◆ Instructions to follow
Set down each entry from the block beneath, exactly as written.

::::

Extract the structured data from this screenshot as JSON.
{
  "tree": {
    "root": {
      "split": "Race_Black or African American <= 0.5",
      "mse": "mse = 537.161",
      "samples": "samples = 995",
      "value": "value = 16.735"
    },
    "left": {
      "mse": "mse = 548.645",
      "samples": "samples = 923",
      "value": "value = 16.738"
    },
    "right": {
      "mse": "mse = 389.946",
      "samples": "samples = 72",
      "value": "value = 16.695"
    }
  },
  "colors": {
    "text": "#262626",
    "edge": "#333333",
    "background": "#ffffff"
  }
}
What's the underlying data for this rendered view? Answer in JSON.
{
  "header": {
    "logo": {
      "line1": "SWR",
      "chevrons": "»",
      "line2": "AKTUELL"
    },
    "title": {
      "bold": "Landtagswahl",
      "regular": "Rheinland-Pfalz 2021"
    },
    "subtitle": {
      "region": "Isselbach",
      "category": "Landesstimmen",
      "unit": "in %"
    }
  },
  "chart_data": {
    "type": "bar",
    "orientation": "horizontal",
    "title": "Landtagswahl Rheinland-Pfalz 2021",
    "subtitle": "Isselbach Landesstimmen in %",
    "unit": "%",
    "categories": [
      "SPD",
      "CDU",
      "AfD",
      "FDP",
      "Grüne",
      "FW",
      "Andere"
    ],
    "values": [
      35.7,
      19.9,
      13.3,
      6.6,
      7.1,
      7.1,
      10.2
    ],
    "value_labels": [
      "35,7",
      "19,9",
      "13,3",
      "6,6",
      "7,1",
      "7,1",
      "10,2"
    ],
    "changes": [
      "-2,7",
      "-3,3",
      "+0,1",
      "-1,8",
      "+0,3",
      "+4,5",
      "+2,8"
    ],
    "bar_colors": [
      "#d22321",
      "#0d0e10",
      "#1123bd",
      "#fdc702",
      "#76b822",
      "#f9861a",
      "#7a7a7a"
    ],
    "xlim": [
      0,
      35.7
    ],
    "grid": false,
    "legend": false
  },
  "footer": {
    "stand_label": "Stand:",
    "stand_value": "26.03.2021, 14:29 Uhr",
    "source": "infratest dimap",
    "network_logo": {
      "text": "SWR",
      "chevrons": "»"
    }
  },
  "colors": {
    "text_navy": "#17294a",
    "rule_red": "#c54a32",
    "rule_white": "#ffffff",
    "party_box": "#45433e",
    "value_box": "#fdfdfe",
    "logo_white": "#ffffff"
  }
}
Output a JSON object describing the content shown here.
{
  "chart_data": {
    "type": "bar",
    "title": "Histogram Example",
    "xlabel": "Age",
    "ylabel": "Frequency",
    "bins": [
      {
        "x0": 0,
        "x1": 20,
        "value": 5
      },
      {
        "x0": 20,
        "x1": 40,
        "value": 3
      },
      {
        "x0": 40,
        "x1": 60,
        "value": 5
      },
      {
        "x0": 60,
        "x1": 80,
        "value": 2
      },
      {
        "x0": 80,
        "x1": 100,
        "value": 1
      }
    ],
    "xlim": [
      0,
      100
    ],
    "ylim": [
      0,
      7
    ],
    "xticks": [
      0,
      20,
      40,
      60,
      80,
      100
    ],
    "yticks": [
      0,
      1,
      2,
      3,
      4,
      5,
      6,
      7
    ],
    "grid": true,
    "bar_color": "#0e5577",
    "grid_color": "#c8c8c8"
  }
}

::::

◆ Problem solution
Extract the structured data from this screenshot as JSON.
{
  "tree": {
    "root": {
      "split": "Race_Black or African American <= 0.5",
      "mse": "mse = 537.161",
      "samples": "samples = 995",
      "value": "value = 16.735"
    },
    "left": {
      "mse": "mse = 548.645",
      "samples": "samples = 923",
      "value": "value = 16.738"
    },
    "right": {
      "mse": "mse = 389.946",
      "samples": "samples = 72",
      "value": "value = 16.695"
    }
  },
  "colors": {
    "text": "#262626",
    "edge": "#333333",
    "background": "#ffffff"
  }
}
What's the underlying data for this rendered view? Answer in JSON.
{
  "header": {
    "logo": {
      "line1": "SWR",
      "chevrons": "»",
      "line2": "AKTUELL"
    },
    "title": {
      "bold": "Landtagswahl",
      "regular": "Rheinland-Pfalz 2021"
    },
    "subtitle": {
      "region": "Isselbach",
      "category": "Landesstimmen",
      "unit": "in %"
    }
  },
  "chart_data": {
    "type": "bar",
    "orientation": "horizontal",
    "title": "Landtagswahl Rheinland-Pfalz 2021",
    "subtitle": "Isselbach Landesstimmen in %",
    "unit": "%",
    "categories": [
      "SPD",
      "CDU",
      "AfD",
      "FDP",
      "Grüne",
      "FW",
      "Andere"
    ],
    "values": [
      35.7,
      19.9,
      13.3,
      6.6,
      7.1,
      7.1,
      10.2
    ],
    "value_labels": [
      "35,7",
      "19,9",
      "13,3",
      "6,6",
      "7,1",
      "7,1",
      "10,2"
    ],
    "changes": [
      "-2,7",
      "-3,3",
      "+0,1",
      "-1,8",
      "+0,3",
      "+4,5",
      "+2,8"
    ],
    "bar_colors": [
      "#d22321",
      "#0d0e10",
      "#1123bd",
      "#fdc702",
      "#76b822",
      "#f9861a",
      "#7a7a7a"
    ],
    "xlim": [
      0,
      35.7
    ],
    "grid": false,
    "legend": false
  },
  "footer": {
    "stand_label": "Stand:",
    "stand_value": "26.03.2021, 14:29 Uhr",
    "source": "infratest dimap",
    "network_logo": {
      "text": "SWR",
      "chevrons": "»"
    }
  },
  "colors": {
    "text_navy": "#17294a",
    "rule_red": "#c54a32",
    "rule_white": "#ffffff",
    "party_box": "#45433e",
    "value_box": "#fdfdfe",
    "logo_white": "#ffffff"
  }
}
Output a JSON object describing the content shown here.
{
  "chart_data": {
    "type": "bar",
    "title": "Histogram Example",
    "xlabel": "Age",
    "ylabel": "Frequency",
    "bins": [
      {
        "x0": 0,
        "x1": 20,
        "value": 5
      },
      {
        "x0": 20,
        "x1": 40,
        "value": 3
      },
      {
        "x0": 40,
        "x1": 60,
        "value": 5
      },
      {
        "x0": 60,
        "x1": 80,
        "value": 2
      },
      {
        "x0": 80,
        "x1": 100,
        "value": 1
      }
    ],
    "xlim": [
      0,
      100
    ],
    "ylim": [
      0,
      7
    ],
    "xticks": [
      0,
      20,
      40,
      60,
      80,
      100
    ],
    "yticks": [
      0,
      1,
      2,
      3,
      4,
      5,
      6,
      7
    ],
    "grid": true,
    "bar_color": "#0e5577",
    "grid_color": "#c8c8c8"
  }
}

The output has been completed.